» Task directions:
List each line of the data that holds the string "Energías", please.

» Excerpted records:
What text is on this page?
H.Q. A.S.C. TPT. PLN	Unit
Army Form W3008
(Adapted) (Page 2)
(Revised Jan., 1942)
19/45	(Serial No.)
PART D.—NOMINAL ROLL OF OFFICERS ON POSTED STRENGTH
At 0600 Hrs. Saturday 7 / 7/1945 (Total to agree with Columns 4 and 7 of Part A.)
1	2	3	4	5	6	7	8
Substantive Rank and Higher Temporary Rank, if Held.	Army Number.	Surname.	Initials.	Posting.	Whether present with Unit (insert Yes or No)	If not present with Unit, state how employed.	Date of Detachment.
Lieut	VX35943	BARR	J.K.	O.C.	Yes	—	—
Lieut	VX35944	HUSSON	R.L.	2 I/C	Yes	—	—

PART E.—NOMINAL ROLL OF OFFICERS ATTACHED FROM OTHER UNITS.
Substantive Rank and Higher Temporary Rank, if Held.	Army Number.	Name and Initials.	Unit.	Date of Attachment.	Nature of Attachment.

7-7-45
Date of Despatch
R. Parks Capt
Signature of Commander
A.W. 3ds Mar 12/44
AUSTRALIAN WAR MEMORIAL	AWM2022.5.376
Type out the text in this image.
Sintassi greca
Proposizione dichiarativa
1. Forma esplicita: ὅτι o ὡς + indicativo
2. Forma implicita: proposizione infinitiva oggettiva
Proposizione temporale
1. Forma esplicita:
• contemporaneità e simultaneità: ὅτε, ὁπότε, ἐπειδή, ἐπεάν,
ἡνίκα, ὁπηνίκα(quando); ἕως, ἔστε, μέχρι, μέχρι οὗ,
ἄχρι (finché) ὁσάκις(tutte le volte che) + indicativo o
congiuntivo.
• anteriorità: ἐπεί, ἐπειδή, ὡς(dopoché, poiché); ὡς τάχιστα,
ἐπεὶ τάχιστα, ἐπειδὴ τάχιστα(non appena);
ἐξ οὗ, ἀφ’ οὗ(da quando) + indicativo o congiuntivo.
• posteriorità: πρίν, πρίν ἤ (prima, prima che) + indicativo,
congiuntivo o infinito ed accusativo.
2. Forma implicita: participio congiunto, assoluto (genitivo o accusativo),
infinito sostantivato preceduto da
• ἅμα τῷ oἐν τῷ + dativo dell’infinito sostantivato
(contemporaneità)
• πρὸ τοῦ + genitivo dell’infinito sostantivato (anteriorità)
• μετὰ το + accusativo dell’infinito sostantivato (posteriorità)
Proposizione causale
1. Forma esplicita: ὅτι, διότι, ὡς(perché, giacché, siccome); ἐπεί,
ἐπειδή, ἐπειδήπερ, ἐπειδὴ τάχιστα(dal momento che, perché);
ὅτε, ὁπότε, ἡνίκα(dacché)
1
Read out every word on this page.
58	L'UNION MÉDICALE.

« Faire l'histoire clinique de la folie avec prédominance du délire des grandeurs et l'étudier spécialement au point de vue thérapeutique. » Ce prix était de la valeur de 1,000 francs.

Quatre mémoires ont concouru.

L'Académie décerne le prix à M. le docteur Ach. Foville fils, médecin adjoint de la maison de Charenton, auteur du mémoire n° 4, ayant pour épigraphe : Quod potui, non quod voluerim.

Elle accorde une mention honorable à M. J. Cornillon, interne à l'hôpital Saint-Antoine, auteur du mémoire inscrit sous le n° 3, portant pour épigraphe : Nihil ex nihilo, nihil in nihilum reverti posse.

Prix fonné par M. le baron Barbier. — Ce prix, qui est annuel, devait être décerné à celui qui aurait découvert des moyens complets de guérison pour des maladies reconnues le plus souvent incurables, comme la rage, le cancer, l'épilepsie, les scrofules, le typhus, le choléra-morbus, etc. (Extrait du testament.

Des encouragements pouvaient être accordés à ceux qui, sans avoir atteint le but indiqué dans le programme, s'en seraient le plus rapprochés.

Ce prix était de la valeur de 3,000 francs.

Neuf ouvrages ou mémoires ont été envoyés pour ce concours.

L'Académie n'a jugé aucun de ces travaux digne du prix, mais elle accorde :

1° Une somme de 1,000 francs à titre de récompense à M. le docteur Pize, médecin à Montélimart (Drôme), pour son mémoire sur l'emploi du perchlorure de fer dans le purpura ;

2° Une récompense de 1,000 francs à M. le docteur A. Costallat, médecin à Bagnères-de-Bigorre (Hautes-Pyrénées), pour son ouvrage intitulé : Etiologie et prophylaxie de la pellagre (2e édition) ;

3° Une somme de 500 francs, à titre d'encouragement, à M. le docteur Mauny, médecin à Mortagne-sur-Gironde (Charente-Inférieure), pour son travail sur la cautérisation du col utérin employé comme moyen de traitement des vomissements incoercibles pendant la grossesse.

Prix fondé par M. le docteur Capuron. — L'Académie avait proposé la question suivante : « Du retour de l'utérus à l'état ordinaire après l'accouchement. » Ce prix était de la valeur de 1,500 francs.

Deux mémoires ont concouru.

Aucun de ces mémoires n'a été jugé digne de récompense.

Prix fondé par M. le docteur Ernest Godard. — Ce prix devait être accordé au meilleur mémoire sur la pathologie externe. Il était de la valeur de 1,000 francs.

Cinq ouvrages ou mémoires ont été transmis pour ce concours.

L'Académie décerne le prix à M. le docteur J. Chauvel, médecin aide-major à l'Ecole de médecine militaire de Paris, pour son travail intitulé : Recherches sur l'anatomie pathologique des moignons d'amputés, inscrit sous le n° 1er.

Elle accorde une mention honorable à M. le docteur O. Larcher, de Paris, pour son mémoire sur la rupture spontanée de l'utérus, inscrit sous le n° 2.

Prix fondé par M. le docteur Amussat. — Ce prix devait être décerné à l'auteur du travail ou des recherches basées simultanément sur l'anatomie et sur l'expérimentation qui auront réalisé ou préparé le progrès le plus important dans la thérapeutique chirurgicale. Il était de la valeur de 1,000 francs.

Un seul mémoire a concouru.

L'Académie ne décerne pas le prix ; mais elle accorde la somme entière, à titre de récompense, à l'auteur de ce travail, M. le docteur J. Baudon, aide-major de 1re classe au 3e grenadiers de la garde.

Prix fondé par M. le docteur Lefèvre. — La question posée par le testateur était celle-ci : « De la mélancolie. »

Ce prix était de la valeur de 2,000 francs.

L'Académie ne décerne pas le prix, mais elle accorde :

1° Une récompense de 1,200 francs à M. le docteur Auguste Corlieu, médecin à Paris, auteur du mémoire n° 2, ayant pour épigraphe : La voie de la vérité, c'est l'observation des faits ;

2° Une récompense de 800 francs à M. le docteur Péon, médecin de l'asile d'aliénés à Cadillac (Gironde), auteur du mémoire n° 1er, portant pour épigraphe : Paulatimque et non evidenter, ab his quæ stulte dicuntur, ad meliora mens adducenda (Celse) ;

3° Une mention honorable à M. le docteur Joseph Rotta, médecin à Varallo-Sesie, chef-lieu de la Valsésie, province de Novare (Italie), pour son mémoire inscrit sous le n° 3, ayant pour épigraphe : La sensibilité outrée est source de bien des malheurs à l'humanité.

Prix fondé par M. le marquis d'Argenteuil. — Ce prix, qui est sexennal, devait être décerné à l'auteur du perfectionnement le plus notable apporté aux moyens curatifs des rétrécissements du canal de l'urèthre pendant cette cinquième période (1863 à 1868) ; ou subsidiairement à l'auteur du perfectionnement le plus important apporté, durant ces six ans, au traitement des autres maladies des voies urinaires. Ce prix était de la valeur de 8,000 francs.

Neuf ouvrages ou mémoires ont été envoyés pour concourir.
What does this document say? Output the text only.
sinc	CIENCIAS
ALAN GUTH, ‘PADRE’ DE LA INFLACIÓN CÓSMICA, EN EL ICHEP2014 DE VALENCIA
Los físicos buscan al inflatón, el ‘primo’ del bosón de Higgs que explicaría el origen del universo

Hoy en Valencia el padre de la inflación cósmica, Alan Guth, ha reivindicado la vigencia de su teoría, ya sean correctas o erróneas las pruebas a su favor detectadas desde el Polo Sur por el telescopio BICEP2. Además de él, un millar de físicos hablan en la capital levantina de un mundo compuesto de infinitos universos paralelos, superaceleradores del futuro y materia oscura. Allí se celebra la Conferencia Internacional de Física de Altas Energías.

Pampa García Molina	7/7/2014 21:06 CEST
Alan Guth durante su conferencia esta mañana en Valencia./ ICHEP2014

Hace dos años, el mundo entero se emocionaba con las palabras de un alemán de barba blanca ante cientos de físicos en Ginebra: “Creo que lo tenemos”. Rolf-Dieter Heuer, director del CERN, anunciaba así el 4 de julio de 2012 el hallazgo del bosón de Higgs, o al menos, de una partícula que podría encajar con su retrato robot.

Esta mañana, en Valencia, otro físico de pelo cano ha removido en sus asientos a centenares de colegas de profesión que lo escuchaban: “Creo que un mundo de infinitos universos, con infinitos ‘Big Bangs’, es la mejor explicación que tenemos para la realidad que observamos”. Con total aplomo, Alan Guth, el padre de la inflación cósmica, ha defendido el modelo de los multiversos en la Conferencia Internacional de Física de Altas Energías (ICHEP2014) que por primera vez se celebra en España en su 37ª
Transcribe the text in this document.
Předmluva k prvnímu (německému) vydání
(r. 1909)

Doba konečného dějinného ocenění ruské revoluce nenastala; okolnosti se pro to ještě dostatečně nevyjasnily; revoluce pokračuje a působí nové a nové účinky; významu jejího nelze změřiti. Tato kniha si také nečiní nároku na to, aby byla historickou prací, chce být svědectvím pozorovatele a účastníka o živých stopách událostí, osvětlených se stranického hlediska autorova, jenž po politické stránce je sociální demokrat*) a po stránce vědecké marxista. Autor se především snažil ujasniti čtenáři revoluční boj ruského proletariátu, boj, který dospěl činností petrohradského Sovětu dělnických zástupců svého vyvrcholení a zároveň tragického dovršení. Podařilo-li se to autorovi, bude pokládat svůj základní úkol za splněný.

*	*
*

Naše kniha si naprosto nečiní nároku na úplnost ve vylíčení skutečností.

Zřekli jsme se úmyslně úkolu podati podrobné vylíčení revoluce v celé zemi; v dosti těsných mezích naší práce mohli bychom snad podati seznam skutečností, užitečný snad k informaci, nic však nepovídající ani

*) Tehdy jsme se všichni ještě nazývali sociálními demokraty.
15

» Written response:
Hoy en Valencia el padre de la inflación cósmica, Alan Guth, ha reivindicado la vigencia de su teoría, ya sean correctas o erróneas las pruebas a su favor detectadas desde el Polo Sur por el telescopio BICEP2. Además de él, un millar de físicos hablan en la capital levantina de un mundo compuesto de infinitos universos paralelos, superaceleradores del futuro y materia oscura. Allí se celebra la Conferencia Internacional de Física de Altas Energías.
Esta mañana, en Valencia, otro físico de pelo cano ha removido en sus asientos a centenares de colegas de profesión que lo escuchaban: “Creo que un mundo de infinitos universos, con infinitos ‘Big Bangs’, es la mejor explicación que tenemos para la realidad que observamos”. Con total aplomo, Alan Guth, el padre de la inflación cósmica, ha defendido el modelo de los multiversos en la Conferencia Internacional de Física de Altas Energías (ICHEP2014) que por primera vez se celebra en España en su 37ª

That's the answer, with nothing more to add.